Excerpt from a dataset
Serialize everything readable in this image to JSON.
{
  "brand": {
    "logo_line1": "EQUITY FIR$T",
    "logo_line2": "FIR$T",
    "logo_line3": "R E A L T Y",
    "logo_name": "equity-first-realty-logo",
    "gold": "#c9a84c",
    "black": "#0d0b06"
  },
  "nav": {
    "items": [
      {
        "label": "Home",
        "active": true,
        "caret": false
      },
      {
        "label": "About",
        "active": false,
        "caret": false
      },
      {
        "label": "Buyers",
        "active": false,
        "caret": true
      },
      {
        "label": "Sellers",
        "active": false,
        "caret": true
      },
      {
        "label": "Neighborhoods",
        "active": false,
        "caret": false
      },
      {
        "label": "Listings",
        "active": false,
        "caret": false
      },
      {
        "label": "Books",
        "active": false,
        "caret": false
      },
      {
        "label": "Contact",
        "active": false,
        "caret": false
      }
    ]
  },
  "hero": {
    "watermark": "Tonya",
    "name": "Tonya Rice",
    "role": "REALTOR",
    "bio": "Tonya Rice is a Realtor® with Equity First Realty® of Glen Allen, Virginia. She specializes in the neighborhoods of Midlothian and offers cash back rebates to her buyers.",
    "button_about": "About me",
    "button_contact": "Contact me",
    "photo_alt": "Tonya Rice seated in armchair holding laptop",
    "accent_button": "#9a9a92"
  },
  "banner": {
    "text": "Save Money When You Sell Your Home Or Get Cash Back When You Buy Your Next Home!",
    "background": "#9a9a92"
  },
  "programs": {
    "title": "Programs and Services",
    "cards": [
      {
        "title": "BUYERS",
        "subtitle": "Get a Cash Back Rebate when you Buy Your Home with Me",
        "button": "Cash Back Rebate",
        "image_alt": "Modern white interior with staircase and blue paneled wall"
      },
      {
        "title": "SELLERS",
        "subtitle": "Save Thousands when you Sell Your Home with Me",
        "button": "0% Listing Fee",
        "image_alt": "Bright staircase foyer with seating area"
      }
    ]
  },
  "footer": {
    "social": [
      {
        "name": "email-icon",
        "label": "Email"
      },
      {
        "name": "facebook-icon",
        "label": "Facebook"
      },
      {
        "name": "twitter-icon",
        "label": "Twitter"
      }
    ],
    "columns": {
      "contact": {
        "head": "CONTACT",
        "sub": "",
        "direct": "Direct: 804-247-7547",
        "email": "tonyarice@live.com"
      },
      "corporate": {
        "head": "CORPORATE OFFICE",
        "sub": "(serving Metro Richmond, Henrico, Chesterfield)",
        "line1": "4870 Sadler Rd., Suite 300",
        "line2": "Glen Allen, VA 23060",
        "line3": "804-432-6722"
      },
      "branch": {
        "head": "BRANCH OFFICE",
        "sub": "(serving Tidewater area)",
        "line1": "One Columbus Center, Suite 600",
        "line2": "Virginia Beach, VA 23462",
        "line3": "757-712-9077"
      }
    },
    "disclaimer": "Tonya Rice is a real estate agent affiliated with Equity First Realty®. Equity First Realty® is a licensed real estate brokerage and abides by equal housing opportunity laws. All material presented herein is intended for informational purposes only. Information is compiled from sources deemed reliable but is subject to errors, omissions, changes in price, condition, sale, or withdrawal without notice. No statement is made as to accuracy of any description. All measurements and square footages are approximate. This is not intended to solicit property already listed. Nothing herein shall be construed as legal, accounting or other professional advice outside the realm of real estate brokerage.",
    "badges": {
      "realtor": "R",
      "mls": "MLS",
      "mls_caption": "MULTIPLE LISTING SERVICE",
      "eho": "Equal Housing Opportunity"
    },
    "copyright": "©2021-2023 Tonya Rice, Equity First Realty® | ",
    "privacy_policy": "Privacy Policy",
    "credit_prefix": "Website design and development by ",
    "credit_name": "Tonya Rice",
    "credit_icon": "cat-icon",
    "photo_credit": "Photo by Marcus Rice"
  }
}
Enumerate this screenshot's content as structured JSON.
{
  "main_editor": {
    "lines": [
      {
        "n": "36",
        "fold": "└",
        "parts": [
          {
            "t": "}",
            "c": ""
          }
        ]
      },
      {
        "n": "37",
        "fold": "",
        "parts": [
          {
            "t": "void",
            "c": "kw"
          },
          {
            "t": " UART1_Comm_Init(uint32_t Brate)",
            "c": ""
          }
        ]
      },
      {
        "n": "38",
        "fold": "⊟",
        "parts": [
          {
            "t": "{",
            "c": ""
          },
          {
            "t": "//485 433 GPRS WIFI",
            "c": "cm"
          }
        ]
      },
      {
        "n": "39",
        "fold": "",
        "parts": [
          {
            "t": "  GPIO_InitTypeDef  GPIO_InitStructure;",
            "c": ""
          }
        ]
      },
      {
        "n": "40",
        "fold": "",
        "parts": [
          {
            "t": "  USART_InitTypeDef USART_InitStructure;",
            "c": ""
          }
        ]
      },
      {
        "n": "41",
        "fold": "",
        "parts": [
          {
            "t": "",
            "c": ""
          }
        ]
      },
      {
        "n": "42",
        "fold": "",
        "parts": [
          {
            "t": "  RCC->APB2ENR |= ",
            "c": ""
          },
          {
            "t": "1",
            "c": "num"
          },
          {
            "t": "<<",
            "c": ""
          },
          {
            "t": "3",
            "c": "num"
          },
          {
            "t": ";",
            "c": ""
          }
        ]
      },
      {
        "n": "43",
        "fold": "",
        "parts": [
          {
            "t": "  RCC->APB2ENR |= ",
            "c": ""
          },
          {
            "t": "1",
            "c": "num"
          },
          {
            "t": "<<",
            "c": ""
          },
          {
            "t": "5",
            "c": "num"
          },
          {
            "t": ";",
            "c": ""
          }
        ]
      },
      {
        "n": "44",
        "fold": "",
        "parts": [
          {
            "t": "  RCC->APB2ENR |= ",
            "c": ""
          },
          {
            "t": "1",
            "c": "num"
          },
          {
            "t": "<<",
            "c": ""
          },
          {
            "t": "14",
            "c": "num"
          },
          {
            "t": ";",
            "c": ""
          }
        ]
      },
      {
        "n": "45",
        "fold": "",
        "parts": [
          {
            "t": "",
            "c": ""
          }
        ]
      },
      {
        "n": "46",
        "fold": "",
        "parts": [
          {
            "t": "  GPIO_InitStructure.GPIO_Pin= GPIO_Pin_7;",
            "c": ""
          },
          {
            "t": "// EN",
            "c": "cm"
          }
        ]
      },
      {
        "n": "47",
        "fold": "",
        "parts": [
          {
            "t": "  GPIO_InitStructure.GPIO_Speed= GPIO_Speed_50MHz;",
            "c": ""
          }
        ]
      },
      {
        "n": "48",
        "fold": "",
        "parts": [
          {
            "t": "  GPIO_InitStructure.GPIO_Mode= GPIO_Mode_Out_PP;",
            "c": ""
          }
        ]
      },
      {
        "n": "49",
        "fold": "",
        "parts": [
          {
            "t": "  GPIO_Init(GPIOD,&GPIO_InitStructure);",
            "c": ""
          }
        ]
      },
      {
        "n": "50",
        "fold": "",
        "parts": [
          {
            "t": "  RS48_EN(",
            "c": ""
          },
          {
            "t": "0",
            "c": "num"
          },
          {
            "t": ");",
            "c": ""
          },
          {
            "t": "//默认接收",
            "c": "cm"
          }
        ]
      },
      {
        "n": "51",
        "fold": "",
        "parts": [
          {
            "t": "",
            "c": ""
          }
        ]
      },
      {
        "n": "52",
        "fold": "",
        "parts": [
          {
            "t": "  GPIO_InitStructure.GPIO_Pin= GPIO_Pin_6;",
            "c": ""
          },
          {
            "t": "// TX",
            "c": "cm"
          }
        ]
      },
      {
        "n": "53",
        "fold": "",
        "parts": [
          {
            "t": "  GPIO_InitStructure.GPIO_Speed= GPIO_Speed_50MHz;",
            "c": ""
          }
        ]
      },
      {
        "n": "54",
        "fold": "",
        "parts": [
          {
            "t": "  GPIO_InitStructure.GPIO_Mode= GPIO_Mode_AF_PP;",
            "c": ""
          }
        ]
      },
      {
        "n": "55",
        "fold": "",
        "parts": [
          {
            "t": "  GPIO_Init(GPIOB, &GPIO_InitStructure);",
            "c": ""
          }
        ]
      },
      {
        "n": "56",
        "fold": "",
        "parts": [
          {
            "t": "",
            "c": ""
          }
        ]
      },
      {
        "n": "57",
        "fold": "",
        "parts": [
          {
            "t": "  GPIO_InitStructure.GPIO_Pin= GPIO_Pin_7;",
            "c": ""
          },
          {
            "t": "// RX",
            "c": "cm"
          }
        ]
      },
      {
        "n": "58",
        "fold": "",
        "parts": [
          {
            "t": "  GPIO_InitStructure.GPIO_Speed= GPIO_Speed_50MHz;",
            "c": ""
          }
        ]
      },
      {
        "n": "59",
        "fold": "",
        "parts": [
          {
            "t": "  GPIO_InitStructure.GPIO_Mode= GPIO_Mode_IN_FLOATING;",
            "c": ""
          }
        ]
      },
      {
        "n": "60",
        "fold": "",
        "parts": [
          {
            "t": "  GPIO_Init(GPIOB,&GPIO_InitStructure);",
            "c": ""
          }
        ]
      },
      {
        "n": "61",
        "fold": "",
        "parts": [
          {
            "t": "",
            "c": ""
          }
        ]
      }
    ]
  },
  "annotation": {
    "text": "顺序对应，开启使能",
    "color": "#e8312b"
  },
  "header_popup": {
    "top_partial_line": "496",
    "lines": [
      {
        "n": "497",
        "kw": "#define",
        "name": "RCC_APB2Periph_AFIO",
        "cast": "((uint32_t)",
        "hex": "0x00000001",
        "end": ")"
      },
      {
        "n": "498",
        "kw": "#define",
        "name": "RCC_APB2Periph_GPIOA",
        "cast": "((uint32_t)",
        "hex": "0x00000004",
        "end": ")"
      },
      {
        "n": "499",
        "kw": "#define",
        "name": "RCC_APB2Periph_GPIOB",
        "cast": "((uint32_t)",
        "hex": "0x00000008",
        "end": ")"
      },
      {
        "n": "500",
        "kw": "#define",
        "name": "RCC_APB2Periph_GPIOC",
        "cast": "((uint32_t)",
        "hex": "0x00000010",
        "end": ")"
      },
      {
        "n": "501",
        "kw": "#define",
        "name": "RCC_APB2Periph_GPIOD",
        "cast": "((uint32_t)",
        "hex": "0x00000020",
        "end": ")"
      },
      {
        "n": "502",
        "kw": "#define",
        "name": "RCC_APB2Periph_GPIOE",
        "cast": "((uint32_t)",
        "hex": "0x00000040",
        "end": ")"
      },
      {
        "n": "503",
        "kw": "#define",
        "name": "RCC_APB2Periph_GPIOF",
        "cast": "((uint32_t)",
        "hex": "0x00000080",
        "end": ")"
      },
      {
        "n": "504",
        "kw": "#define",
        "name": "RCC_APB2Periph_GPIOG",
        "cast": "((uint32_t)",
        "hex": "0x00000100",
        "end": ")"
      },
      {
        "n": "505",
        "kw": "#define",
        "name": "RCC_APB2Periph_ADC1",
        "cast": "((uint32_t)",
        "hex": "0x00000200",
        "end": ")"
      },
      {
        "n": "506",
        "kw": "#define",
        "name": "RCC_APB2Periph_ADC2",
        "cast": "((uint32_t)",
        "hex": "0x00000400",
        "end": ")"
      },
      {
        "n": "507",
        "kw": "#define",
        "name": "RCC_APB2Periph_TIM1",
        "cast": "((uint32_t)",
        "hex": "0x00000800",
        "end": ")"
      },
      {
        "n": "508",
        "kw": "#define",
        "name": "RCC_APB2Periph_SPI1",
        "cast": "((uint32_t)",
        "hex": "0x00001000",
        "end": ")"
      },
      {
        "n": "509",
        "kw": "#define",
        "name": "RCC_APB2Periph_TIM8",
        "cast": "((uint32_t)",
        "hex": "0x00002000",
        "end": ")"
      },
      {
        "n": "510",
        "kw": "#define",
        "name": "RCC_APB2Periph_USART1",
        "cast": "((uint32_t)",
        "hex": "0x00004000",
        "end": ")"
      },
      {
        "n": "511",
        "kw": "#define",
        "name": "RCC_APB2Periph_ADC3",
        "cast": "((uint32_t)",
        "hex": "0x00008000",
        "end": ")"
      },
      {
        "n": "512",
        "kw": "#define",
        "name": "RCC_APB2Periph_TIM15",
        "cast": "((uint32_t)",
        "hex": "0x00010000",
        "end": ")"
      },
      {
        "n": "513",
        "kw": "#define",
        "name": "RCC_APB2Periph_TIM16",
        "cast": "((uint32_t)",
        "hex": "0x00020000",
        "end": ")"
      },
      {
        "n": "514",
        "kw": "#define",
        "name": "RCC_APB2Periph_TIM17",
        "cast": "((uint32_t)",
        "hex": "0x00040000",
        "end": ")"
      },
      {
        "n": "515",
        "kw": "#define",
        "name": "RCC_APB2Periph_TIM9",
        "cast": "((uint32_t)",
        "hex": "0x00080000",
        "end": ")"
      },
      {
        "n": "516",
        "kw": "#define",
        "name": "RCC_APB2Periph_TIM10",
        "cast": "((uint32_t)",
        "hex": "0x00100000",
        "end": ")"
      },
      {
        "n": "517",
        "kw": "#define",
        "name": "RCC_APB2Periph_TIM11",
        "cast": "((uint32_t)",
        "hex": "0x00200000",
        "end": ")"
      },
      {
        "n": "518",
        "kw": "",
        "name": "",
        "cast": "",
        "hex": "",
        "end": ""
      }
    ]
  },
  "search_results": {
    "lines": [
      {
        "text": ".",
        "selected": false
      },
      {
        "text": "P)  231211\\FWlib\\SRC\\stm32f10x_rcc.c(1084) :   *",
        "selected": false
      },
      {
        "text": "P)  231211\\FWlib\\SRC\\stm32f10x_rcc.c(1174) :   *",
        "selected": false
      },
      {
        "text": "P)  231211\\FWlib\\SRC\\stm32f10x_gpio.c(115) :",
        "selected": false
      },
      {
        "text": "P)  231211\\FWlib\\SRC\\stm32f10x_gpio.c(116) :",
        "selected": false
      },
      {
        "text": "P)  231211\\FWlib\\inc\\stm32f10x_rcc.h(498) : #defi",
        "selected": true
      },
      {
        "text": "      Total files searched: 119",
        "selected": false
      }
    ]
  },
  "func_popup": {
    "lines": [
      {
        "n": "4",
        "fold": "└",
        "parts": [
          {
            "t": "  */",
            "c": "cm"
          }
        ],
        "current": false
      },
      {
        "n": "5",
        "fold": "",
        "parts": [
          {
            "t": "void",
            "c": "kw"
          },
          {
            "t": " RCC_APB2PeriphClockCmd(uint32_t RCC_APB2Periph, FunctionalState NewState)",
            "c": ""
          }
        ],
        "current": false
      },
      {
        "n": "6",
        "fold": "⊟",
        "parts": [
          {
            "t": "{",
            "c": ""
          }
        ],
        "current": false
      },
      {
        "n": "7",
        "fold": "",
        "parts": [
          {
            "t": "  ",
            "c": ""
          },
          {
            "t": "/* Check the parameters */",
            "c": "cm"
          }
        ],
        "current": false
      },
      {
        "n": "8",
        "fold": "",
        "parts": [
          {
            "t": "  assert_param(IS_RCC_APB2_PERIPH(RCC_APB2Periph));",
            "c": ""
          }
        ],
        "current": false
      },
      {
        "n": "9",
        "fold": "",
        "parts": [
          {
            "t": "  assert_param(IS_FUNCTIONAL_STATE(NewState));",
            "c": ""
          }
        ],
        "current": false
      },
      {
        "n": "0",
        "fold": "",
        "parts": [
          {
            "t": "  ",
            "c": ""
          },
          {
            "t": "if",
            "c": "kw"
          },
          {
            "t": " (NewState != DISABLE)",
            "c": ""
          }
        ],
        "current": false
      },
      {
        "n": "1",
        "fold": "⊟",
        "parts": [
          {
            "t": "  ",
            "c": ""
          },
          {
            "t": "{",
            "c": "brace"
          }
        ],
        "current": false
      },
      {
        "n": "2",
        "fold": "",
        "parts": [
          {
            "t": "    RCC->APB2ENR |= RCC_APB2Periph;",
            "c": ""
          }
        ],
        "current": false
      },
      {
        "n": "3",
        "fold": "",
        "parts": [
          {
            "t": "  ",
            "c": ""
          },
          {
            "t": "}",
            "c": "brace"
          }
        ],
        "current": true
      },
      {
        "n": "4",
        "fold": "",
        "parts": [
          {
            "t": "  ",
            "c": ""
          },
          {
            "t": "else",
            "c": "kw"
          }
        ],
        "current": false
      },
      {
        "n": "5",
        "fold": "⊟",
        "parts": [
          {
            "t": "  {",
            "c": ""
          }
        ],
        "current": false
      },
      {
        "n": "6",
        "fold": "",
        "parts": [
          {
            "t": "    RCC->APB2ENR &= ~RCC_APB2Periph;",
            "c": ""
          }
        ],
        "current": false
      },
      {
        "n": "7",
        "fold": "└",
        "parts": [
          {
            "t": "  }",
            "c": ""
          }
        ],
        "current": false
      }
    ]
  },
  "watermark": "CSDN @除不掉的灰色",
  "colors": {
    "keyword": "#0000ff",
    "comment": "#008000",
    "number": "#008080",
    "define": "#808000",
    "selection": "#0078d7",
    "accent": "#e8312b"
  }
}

## Given problem
Which lines hold the string "Virginia"? Copy all of them from the data above.

## Exercise response
    "bio": "Tonya Rice is a Realtor® with Equity First Realty® of Glen Allen, Virginia. She specializes in the neighborhoods of Midlothian and offers cash back rebates to her buyers.",
        "line2": "Virginia Beach, VA 23462",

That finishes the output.